Directions >>
Look through the data below and say how many of its lines contain "text", adding nothing else.

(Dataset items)
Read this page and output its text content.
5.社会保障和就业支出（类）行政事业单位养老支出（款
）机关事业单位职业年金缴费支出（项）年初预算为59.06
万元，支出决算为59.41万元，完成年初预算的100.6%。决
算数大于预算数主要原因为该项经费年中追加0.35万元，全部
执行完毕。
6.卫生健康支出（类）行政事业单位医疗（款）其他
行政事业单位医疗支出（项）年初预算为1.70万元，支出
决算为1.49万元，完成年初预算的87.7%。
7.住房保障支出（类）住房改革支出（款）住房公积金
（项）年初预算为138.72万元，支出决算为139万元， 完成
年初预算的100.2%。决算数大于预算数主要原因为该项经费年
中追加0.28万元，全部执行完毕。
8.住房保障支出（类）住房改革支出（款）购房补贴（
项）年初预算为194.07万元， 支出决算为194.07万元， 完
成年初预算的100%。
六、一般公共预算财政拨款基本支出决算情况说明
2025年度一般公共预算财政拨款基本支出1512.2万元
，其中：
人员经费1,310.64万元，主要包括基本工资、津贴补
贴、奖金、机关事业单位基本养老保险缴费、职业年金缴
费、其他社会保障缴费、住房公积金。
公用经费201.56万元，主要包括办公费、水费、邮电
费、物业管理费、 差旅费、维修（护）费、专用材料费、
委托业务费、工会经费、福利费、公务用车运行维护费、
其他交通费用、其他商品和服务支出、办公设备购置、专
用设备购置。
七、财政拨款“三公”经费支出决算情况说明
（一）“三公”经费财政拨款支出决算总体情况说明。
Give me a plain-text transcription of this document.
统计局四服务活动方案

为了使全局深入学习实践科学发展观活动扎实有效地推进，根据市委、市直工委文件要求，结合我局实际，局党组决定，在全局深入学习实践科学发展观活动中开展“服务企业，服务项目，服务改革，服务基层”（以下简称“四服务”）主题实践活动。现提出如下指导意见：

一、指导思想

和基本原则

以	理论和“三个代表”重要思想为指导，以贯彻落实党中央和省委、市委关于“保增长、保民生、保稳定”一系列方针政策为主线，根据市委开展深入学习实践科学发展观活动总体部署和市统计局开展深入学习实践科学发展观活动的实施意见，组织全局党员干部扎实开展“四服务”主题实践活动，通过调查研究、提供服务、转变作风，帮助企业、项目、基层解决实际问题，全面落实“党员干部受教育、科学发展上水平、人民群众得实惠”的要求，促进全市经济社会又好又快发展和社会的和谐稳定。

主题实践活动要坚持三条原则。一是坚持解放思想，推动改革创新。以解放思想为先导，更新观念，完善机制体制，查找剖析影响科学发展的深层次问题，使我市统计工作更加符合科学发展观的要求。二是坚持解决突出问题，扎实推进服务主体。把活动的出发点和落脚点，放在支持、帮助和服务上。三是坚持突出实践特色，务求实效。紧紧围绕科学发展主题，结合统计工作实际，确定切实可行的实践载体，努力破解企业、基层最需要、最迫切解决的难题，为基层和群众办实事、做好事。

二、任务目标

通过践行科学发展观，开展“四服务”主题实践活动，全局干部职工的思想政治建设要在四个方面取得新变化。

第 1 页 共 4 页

Correct response >>
2